TO BE DONE: Collect from the data below each line with "Vocab".

DATA IN THIS EXERCISE:
· · · · · · ·

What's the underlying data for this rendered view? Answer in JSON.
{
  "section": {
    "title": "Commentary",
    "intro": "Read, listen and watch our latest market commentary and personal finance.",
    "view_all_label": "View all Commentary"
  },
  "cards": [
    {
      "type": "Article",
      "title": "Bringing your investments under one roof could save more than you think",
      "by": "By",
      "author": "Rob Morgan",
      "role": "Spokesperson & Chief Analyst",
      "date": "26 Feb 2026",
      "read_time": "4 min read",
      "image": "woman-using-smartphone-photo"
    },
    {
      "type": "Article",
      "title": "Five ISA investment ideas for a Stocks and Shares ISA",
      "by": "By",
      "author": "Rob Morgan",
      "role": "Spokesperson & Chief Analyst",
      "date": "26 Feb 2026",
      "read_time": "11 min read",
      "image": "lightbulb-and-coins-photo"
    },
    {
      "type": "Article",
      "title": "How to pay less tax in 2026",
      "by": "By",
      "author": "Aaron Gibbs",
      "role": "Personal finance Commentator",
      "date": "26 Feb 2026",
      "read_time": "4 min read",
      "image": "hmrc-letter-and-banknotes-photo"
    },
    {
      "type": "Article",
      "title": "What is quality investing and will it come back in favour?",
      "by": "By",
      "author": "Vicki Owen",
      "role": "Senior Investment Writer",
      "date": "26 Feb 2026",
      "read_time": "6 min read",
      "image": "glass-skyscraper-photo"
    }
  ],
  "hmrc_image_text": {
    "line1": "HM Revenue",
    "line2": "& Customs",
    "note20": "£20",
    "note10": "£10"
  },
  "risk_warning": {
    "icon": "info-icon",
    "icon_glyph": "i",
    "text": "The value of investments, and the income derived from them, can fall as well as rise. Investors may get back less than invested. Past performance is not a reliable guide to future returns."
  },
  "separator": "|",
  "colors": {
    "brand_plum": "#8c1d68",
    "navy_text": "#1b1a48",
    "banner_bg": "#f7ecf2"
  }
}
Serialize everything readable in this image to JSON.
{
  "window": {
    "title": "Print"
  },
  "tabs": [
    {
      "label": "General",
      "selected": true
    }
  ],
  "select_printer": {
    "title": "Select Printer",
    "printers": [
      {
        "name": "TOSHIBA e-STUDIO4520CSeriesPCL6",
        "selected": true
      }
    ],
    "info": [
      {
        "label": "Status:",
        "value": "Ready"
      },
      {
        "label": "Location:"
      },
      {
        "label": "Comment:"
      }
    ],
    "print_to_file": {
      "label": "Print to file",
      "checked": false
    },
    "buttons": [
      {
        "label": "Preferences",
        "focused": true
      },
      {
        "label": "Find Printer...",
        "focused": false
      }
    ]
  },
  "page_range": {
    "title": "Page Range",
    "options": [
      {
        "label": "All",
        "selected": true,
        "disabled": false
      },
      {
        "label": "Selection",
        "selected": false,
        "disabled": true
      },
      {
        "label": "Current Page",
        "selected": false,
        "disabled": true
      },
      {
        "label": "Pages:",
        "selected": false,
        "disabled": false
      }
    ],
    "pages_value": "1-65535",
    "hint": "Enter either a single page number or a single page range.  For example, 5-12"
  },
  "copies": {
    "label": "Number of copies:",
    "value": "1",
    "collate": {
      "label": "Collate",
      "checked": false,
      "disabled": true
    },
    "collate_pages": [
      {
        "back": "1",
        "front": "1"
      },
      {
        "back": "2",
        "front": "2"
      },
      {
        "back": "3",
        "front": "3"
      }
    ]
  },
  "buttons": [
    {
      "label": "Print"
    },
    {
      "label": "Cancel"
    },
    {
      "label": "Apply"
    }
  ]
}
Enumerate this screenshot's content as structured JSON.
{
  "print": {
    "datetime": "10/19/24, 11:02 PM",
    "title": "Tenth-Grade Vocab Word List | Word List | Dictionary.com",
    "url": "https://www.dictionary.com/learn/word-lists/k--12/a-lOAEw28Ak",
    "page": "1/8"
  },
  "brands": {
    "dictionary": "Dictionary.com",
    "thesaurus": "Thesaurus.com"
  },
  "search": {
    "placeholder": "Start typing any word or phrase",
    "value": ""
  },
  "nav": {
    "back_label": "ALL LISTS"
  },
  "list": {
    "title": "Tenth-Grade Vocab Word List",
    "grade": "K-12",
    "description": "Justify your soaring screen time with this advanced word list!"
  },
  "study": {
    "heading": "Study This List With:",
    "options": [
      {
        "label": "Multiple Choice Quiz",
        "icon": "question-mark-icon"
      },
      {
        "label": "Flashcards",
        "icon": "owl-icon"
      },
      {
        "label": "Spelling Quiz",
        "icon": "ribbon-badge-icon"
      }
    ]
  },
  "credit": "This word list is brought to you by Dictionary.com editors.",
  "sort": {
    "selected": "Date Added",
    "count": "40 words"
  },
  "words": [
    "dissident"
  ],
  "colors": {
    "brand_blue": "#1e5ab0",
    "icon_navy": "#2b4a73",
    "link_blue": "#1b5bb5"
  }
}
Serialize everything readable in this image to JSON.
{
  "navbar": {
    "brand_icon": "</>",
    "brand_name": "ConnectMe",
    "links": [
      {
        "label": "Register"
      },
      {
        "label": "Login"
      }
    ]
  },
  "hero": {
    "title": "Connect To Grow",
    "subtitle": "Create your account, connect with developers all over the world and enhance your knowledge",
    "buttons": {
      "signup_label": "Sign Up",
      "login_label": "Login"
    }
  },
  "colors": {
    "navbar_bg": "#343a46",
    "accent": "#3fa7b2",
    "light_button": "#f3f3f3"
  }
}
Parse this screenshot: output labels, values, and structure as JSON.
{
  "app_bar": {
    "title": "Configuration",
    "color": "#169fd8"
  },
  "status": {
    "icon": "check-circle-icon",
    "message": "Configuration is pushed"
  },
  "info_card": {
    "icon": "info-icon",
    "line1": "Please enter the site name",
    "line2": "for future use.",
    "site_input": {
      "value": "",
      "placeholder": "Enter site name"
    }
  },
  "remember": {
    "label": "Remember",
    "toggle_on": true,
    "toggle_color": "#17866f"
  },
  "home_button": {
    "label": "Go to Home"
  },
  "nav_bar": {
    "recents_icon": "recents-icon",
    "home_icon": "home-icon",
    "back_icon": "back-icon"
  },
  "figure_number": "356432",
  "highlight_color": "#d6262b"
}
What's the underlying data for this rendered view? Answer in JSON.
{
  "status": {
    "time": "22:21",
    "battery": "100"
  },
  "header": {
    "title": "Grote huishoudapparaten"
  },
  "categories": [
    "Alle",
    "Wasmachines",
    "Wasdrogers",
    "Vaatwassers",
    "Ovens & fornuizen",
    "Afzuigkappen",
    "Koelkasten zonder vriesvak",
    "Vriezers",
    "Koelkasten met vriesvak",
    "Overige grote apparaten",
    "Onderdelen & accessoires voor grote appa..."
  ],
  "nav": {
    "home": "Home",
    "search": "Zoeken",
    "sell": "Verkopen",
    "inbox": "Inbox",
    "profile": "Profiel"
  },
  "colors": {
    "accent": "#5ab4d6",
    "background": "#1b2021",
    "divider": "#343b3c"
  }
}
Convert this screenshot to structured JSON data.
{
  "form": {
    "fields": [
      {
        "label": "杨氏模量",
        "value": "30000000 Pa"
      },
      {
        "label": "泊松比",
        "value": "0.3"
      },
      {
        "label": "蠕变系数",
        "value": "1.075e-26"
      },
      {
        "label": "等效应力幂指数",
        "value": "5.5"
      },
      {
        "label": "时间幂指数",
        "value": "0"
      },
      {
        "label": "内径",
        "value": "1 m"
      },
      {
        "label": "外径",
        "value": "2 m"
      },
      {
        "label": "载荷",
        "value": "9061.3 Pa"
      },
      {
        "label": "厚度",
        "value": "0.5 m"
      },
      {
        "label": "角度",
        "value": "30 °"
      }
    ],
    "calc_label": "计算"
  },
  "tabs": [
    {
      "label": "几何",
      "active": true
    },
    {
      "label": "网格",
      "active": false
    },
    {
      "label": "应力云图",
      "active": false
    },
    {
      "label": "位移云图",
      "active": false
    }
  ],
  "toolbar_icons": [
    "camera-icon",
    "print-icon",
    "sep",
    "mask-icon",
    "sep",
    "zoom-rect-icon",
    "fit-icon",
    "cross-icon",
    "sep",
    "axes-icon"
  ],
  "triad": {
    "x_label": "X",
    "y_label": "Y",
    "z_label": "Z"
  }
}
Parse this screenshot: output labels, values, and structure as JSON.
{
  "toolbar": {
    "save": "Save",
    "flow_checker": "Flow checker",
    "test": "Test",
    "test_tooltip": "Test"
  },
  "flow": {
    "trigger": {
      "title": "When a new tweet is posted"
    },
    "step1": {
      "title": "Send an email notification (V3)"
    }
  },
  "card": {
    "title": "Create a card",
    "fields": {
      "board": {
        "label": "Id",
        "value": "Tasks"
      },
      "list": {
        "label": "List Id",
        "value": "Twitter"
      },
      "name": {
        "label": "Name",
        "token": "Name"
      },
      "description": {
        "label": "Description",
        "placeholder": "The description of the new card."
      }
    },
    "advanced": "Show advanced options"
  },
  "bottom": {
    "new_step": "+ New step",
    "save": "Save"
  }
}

· · · · · · ·

THE RESULT:
    "title": "Tenth-Grade Vocab Word List | Word List | Dictionary.com",
    "title": "Tenth-Grade Vocab Word List",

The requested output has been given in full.